→ Provided material
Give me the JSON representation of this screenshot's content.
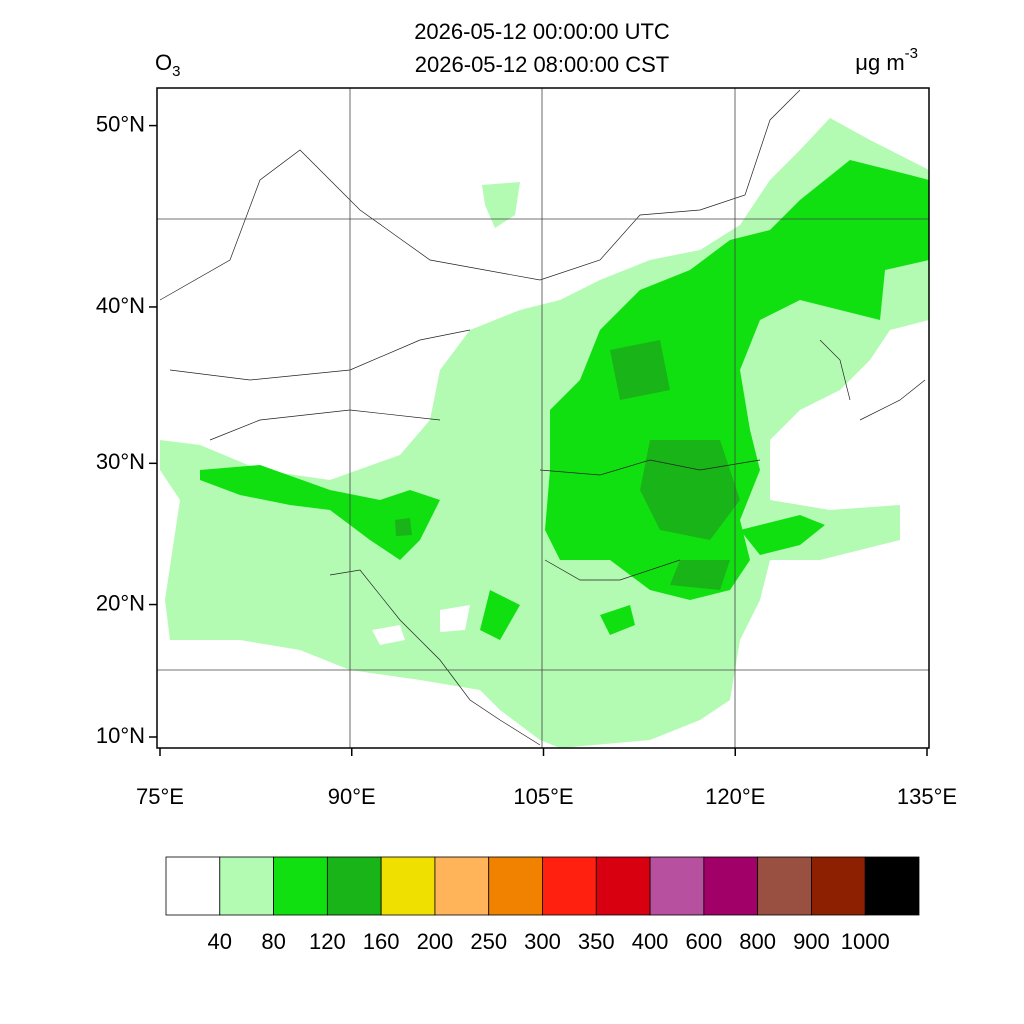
{
  "title": [
    "2026-05-12 00:00:00 UTC",
    "2026-05-12 08:00:00 CST"
  ],
  "variable": {
    "text": "O",
    "subscript": "3"
  },
  "units": {
    "text": "μg m",
    "superscript": "-3"
  },
  "lat_ticks": [
    {
      "value": 10,
      "label": "10°N"
    },
    {
      "value": 20,
      "label": "20°N"
    },
    {
      "value": 30,
      "label": "30°N"
    },
    {
      "value": 40,
      "label": "40°N"
    },
    {
      "value": 50,
      "label": "50°N"
    }
  ],
  "lon_ticks": [
    {
      "value": 75,
      "label": "75°E"
    },
    {
      "value": 90,
      "label": "90°E"
    },
    {
      "value": 105,
      "label": "105°E"
    },
    {
      "value": 120,
      "label": "120°E"
    },
    {
      "value": 135,
      "label": "135°E"
    }
  ],
  "colorbar": {
    "levels": [
      40,
      80,
      120,
      160,
      200,
      250,
      300,
      350,
      400,
      600,
      800,
      900,
      1000
    ],
    "colors": [
      "#ffffff",
      "#b3fab3",
      "#10e010",
      "#18b418",
      "#f0e000",
      "#ffb45a",
      "#f08200",
      "#ff2010",
      "#d80010",
      "#b850a0",
      "#a00068",
      "#9a5040",
      "#8c2000",
      "#000000"
    ]
  }
}
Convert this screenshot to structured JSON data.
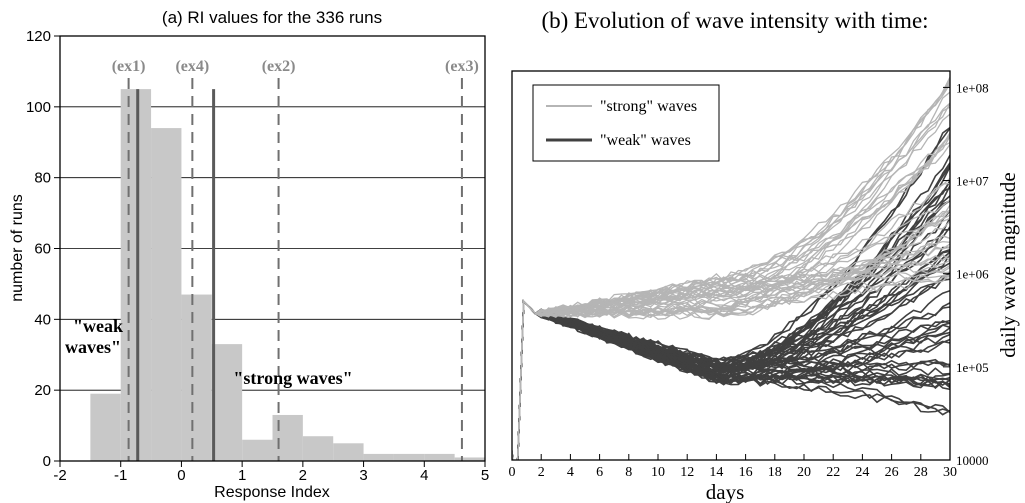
{
  "chart_data": [
    {
      "id": "panel-a",
      "type": "bar",
      "title": "(a) RI values for the 336 runs",
      "xlabel": "Response Index",
      "ylabel": "number of runs",
      "xlim": [
        -2,
        5
      ],
      "ylim": [
        0,
        120
      ],
      "xticks": [
        "-2",
        "-1",
        "0",
        "1",
        "2",
        "3",
        "4",
        "5"
      ],
      "yticks": [
        "0",
        "20",
        "40",
        "60",
        "80",
        "100",
        "120"
      ],
      "grid": "horizontal",
      "bin_width": 0.5,
      "bin_starts": [
        -1.5,
        -1.0,
        -0.5,
        0.0,
        0.5,
        1.0,
        1.5,
        2.0,
        2.5,
        3.0,
        3.5,
        4.0,
        4.5
      ],
      "values": [
        19,
        105,
        94,
        47,
        33,
        6,
        13,
        7,
        5,
        2,
        2,
        2,
        1
      ],
      "marker_lines": [
        {
          "label": "(ex1)",
          "x": -0.87
        },
        {
          "label": "(ex4)",
          "x": 0.18
        },
        {
          "label": "(ex2)",
          "x": 1.6
        },
        {
          "label": "(ex3)",
          "x": 4.62
        }
      ],
      "threshold_lines": [
        -0.72,
        0.53
      ],
      "annotations": {
        "weak_line1": "\"weak",
        "weak_line2": "waves\"",
        "strong": "\"strong waves\""
      }
    },
    {
      "id": "panel-b",
      "type": "line",
      "title": "(b)  Evolution of wave intensity with time:",
      "xlabel": "days",
      "ylabel": "daily wave magnitude",
      "xlim": [
        0,
        30
      ],
      "ylim": [
        10000,
        150000000
      ],
      "yscale": "log",
      "xticks": [
        "0",
        "2",
        "4",
        "6",
        "8",
        "10",
        "12",
        "14",
        "16",
        "18",
        "20",
        "22",
        "24",
        "26",
        "28",
        "30"
      ],
      "yticks": [
        "10000",
        "1e+05",
        "1e+06",
        "1e+07",
        "1e+08"
      ],
      "legend_position": "top-left",
      "legend": [
        {
          "name": "\"strong\" waves",
          "color": "#b5b5b5"
        },
        {
          "name": "\"weak\" waves",
          "color": "#404040"
        }
      ],
      "series_groups": {
        "strong": {
          "color": "#b5b5b5",
          "count": 40,
          "start_value": 450000,
          "day14_range": [
            350000,
            900000
          ],
          "day30_range": [
            900000,
            130000000
          ]
        },
        "weak": {
          "color": "#404040",
          "count": 55,
          "start_value": 450000,
          "day14_range": [
            70000,
            120000
          ],
          "day30_range": [
            30000,
            40000000
          ]
        }
      }
    }
  ]
}
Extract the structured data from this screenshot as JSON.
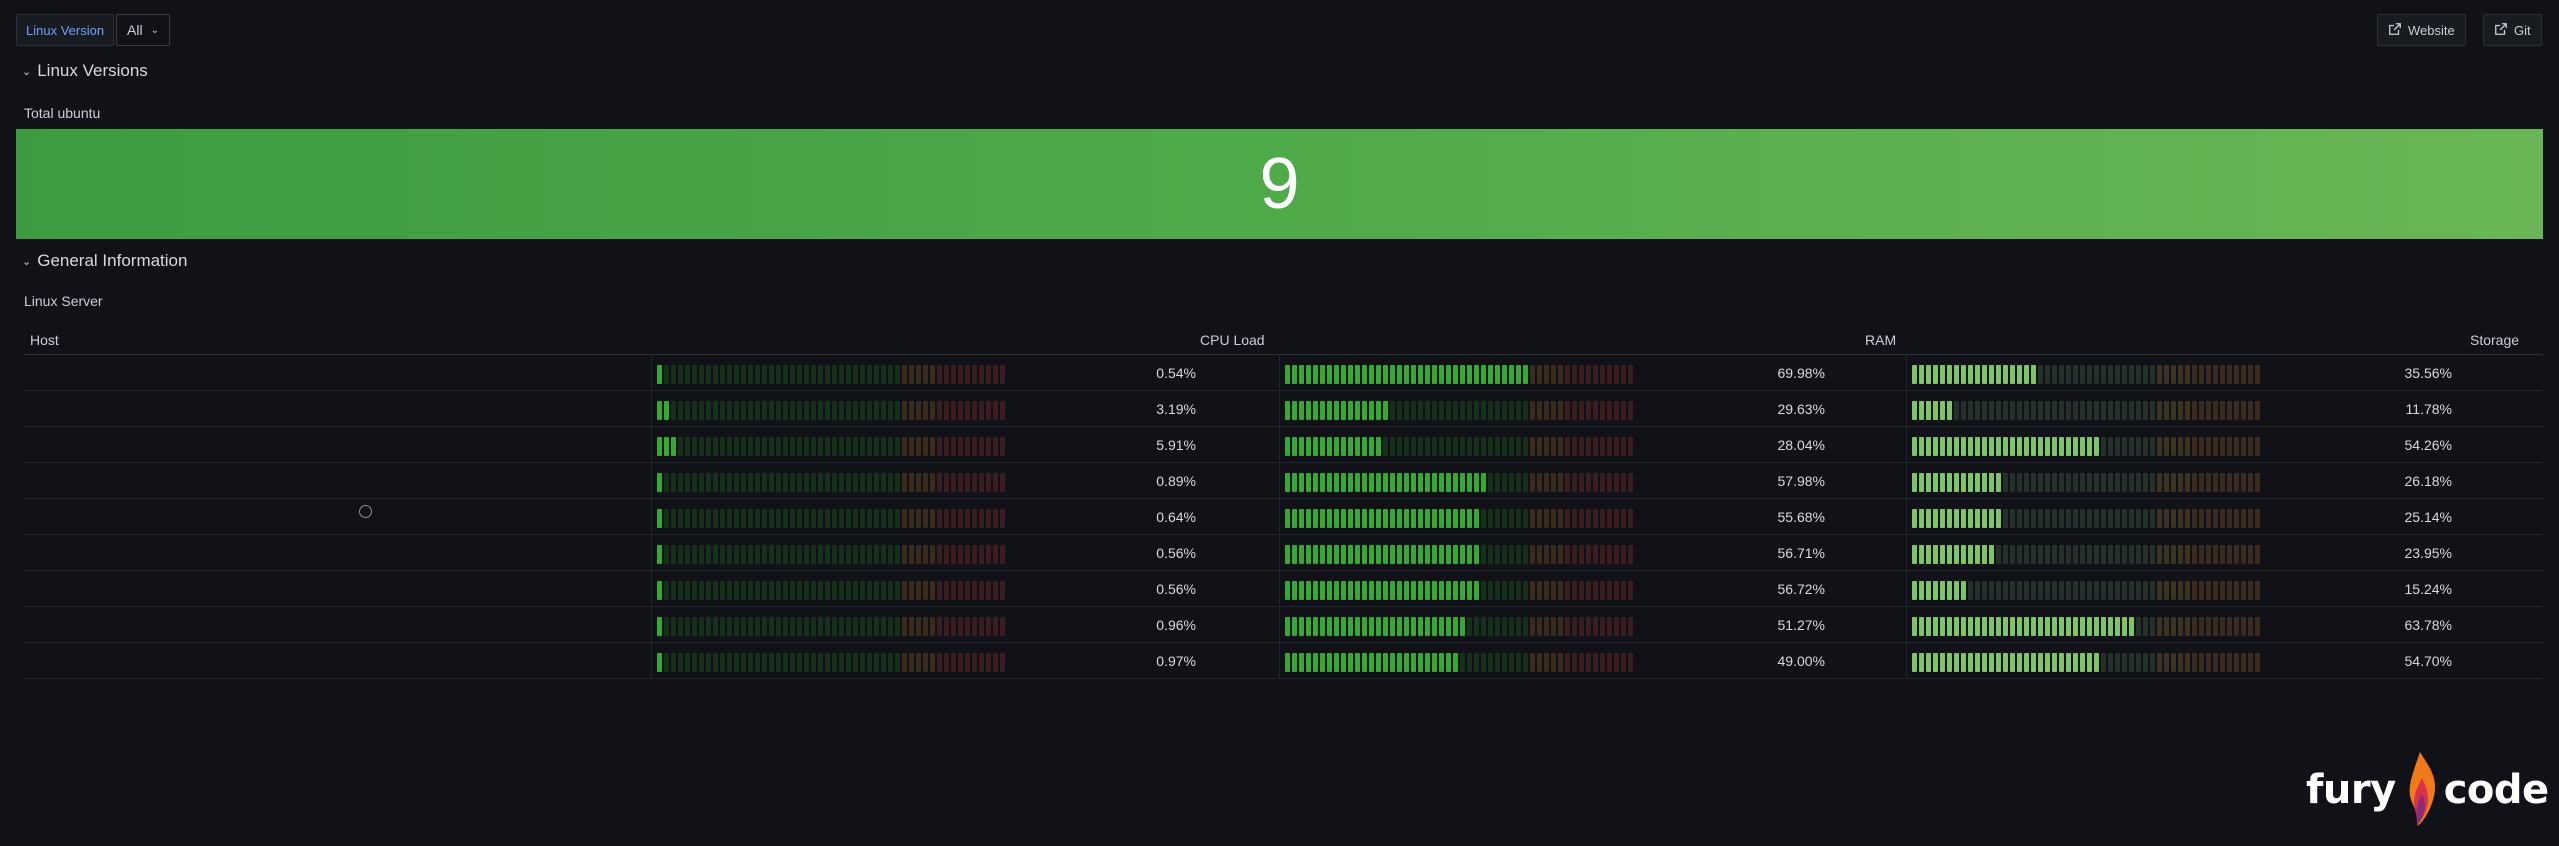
{
  "top": {
    "variable_label": "Linux Version",
    "variable_value": "All",
    "links": [
      {
        "label": "Website"
      },
      {
        "label": "Git"
      }
    ]
  },
  "rows": [
    {
      "title": "Linux Versions"
    },
    {
      "title": "General Information"
    }
  ],
  "stat_panel": {
    "title": "Total ubuntu",
    "value": "9",
    "color": "#4caf50"
  },
  "table_panel": {
    "title": "Linux Server",
    "columns": {
      "host": "Host",
      "cpu": "CPU Load",
      "ram": "RAM",
      "storage": "Storage"
    },
    "rows": [
      {
        "host": "",
        "cpu": "0.54%",
        "ram": "69.98%",
        "storage": "35.56%"
      },
      {
        "host": "",
        "cpu": "3.19%",
        "ram": "29.63%",
        "storage": "11.78%"
      },
      {
        "host": "",
        "cpu": "5.91%",
        "ram": "28.04%",
        "storage": "54.26%"
      },
      {
        "host": "",
        "cpu": "0.89%",
        "ram": "57.98%",
        "storage": "26.18%"
      },
      {
        "host": "",
        "cpu": "0.64%",
        "ram": "55.68%",
        "storage": "25.14%"
      },
      {
        "host": "",
        "cpu": "0.56%",
        "ram": "56.71%",
        "storage": "23.95%"
      },
      {
        "host": "",
        "cpu": "0.56%",
        "ram": "56.72%",
        "storage": "15.24%"
      },
      {
        "host": "",
        "cpu": "0.96%",
        "ram": "51.27%",
        "storage": "63.78%"
      },
      {
        "host": "",
        "cpu": "0.97%",
        "ram": "49.00%",
        "storage": "54.70%"
      }
    ]
  },
  "logo": {
    "left": "fury",
    "right": "code",
    "icon": "flame-icon"
  },
  "colors": {
    "background": "#111217",
    "gauge_green": "#37a737",
    "gauge_storage": "#7dc26a",
    "gauge_red_dim": "#3a1c1c",
    "accent": "#6e9fff"
  }
}
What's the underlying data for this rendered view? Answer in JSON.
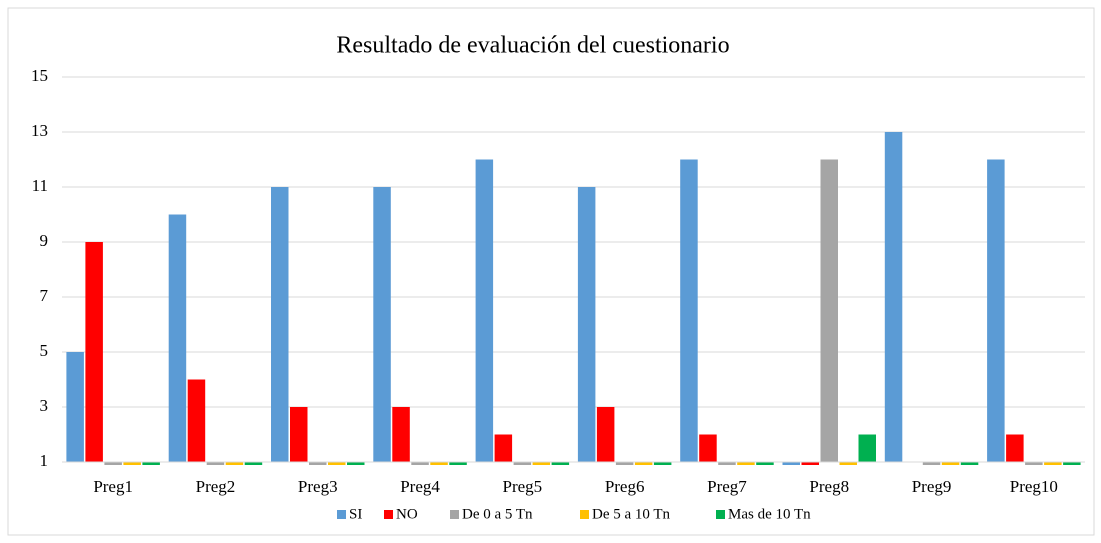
{
  "chart_data": {
    "type": "bar",
    "title": "Resultado de evaluación del cuestionario",
    "categories": [
      "Preg1",
      "Preg2",
      "Preg3",
      "Preg4",
      "Preg5",
      "Preg6",
      "Preg7",
      "Preg8",
      "Preg9",
      "Preg10"
    ],
    "series": [
      {
        "name": "SI",
        "color": "#5b9bd5",
        "values": [
          5,
          10,
          11,
          11,
          12,
          11,
          12,
          0,
          13,
          12
        ]
      },
      {
        "name": "NO",
        "color": "#ff0000",
        "values": [
          9,
          4,
          3,
          3,
          2,
          3,
          2,
          0,
          1,
          2
        ]
      },
      {
        "name": "De 0 a 5 Tn",
        "color": "#a5a5a5",
        "values": [
          0,
          0,
          0,
          0,
          0,
          0,
          0,
          12,
          0,
          0
        ]
      },
      {
        "name": "De 5 a 10 Tn",
        "color": "#ffc000",
        "values": [
          0,
          0,
          0,
          0,
          0,
          0,
          0,
          0,
          0,
          0
        ]
      },
      {
        "name": "Mas de 10 Tn",
        "color": "#00b050",
        "values": [
          0,
          0,
          0,
          0,
          0,
          0,
          0,
          2,
          0,
          0
        ]
      }
    ],
    "ylim": [
      1,
      15
    ],
    "yticks": [
      1,
      3,
      5,
      7,
      9,
      11,
      13,
      15
    ],
    "grid": true,
    "legend": "bottom"
  }
}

→ Task
Return all of the data exactly as written, and drop the pictures.

→ Expected answer
Give me the JSON representation of this screenshot's content.
{
  "title": [
    "2026-05-12 00:00:00 UTC",
    "2026-05-12 08:00:00 CST"
  ],
  "variable": {
    "text": "O",
    "subscript": "3"
  },
  "units": {
    "text": "μg m",
    "superscript": "-3"
  },
  "lat_ticks": [
    {
      "value": 10,
      "label": "10°N"
    },
    {
      "value": 20,
      "label": "20°N"
    },
    {
      "value": 30,
      "label": "30°N"
    },
    {
      "value": 40,
      "label": "40°N"
    },
    {
      "value": 50,
      "label": "50°N"
    }
  ],
  "lon_ticks": [
    {
      "value": 75,
      "label": "75°E"
    },
    {
      "value": 90,
      "label": "90°E"
    },
    {
      "value": 105,
      "label": "105°E"
    },
    {
      "value": 120,
      "label": "120°E"
    },
    {
      "value": 135,
      "label": "135°E"
    }
  ],
  "colorbar": {
    "levels": [
      40,
      80,
      120,
      160,
      200,
      250,
      300,
      350,
      400,
      600,
      800,
      900,
      1000
    ],
    "colors": [
      "#ffffff",
      "#b3fab3",
      "#10e010",
      "#18b418",
      "#f0e000",
      "#ffb45a",
      "#f08200",
      "#ff2010",
      "#d80010",
      "#b850a0",
      "#a00068",
      "#9a5040",
      "#8c2000",
      "#000000"
    ]
  }
}
Convert this screenshot to structured JSON data.
{
  "chart_data": [
    {
      "id": "panel-a",
      "type": "bar",
      "title": "(a) RI values for the 336 runs",
      "xlabel": "Response Index",
      "ylabel": "number of runs",
      "xlim": [
        -2,
        5
      ],
      "ylim": [
        0,
        120
      ],
      "xticks": [
        "-2",
        "-1",
        "0",
        "1",
        "2",
        "3",
        "4",
        "5"
      ],
      "yticks": [
        "0",
        "20",
        "40",
        "60",
        "80",
        "100",
        "120"
      ],
      "grid": "horizontal",
      "bin_width": 0.5,
      "bin_starts": [
        -1.5,
        -1.0,
        -0.5,
        0.0,
        0.5,
        1.0,
        1.5,
        2.0,
        2.5,
        3.0,
        3.5,
        4.0,
        4.5
      ],
      "values": [
        19,
        105,
        94,
        47,
        33,
        6,
        13,
        7,
        5,
        2,
        2,
        2,
        1
      ],
      "marker_lines": [
        {
          "label": "(ex1)",
          "x": -0.87
        },
        {
          "label": "(ex4)",
          "x": 0.18
        },
        {
          "label": "(ex2)",
          "x": 1.6
        },
        {
          "label": "(ex3)",
          "x": 4.62
        }
      ],
      "threshold_lines": [
        -0.72,
        0.53
      ],
      "annotations": {
        "weak_line1": "\"weak",
        "weak_line2": "waves\"",
        "strong": "\"strong waves\""
      }
    },
    {
      "id": "panel-b",
      "type": "line",
      "title": "(b)  Evolution of wave intensity with time:",
      "xlabel": "days",
      "ylabel": "daily wave magnitude",
      "xlim": [
        0,
        30
      ],
      "ylim": [
        10000,
        150000000
      ],
      "yscale": "log",
      "xticks": [
        "0",
        "2",
        "4",
        "6",
        "8",
        "10",
        "12",
        "14",
        "16",
        "18",
        "20",
        "22",
        "24",
        "26",
        "28",
        "30"
      ],
      "yticks": [
        "10000",
        "1e+05",
        "1e+06",
        "1e+07",
        "1e+08"
      ],
      "legend_position": "top-left",
      "legend": [
        {
          "name": "\"strong\" waves",
          "color": "#b5b5b5"
        },
        {
          "name": "\"weak\" waves",
          "color": "#404040"
        }
      ],
      "series_groups": {
        "strong": {
          "color": "#b5b5b5",
          "count": 40,
          "start_value": 450000,
          "day14_range": [
            350000,
            900000
          ],
          "day30_range": [
            900000,
            130000000
          ]
        },
        "weak": {
          "color": "#404040",
          "count": 55,
          "start_value": 450000,
          "day14_range": [
            70000,
            120000
          ],
          "day30_range": [
            30000,
            40000000
          ]
        }
      }
    }
  ]
}
Extract the structured data from this screenshot as JSON.
{
  "top": {
    "variable_label": "Linux Version",
    "variable_value": "All",
    "links": [
      {
        "label": "Website"
      },
      {
        "label": "Git"
      }
    ]
  },
  "rows": [
    {
      "title": "Linux Versions"
    },
    {
      "title": "General Information"
    }
  ],
  "stat_panel": {
    "title": "Total ubuntu",
    "value": "9",
    "color": "#4caf50"
  },
  "table_panel": {
    "title": "Linux Server",
    "columns": {
      "host": "Host",
      "cpu": "CPU Load",
      "ram": "RAM",
      "storage": "Storage"
    },
    "rows": [
      {
        "host": "",
        "cpu": "0.54%",
        "ram": "69.98%",
        "storage": "35.56%"
      },
      {
        "host": "",
        "cpu": "3.19%",
        "ram": "29.63%",
        "storage": "11.78%"
      },
      {
        "host": "",
        "cpu": "5.91%",
        "ram": "28.04%",
        "storage": "54.26%"
      },
      {
        "host": "",
        "cpu": "0.89%",
        "ram": "57.98%",
        "storage": "26.18%"
      },
      {
        "host": "",
        "cpu": "0.64%",
        "ram": "55.68%",
        "storage": "25.14%"
      },
      {
        "host": "",
        "cpu": "0.56%",
        "ram": "56.71%",
        "storage": "23.95%"
      },
      {
        "host": "",
        "cpu": "0.56%",
        "ram": "56.72%",
        "storage": "15.24%"
      },
      {
        "host": "",
        "cpu": "0.96%",
        "ram": "51.27%",
        "storage": "63.78%"
      },
      {
        "host": "",
        "cpu": "0.97%",
        "ram": "49.00%",
        "storage": "54.70%"
      }
    ]
  },
  "logo": {
    "left": "fury",
    "right": "code",
    "icon": "flame-icon"
  },
  "colors": {
    "background": "#111217",
    "gauge_green": "#37a737",
    "gauge_storage": "#7dc26a",
    "gauge_red_dim": "#3a1c1c",
    "accent": "#6e9fff"
  }
}
What's the underlying data for this rendered view? Answer in JSON.
{
  "chart_data": {
    "type": "bar",
    "title": "Resultado de evaluación del cuestionario",
    "categories": [
      "Preg1",
      "Preg2",
      "Preg3",
      "Preg4",
      "Preg5",
      "Preg6",
      "Preg7",
      "Preg8",
      "Preg9",
      "Preg10"
    ],
    "series": [
      {
        "name": "SI",
        "color": "#5b9bd5",
        "values": [
          5,
          10,
          11,
          11,
          12,
          11,
          12,
          0,
          13,
          12
        ]
      },
      {
        "name": "NO",
        "color": "#ff0000",
        "values": [
          9,
          4,
          3,
          3,
          2,
          3,
          2,
          0,
          1,
          2
        ]
      },
      {
        "name": "De 0 a 5 Tn",
        "color": "#a5a5a5",
        "values": [
          0,
          0,
          0,
          0,
          0,
          0,
          0,
          12,
          0,
          0
        ]
      },
      {
        "name": "De 5 a 10 Tn",
        "color": "#ffc000",
        "values": [
          0,
          0,
          0,
          0,
          0,
          0,
          0,
          0,
          0,
          0
        ]
      },
      {
        "name": "Mas de 10 Tn",
        "color": "#00b050",
        "values": [
          0,
          0,
          0,
          0,
          0,
          0,
          0,
          2,
          0,
          0
        ]
      }
    ],
    "ylim": [
      1,
      15
    ],
    "yticks": [
      1,
      3,
      5,
      7,
      9,
      11,
      13,
      15
    ],
    "grid": true,
    "legend": "bottom"
  }
}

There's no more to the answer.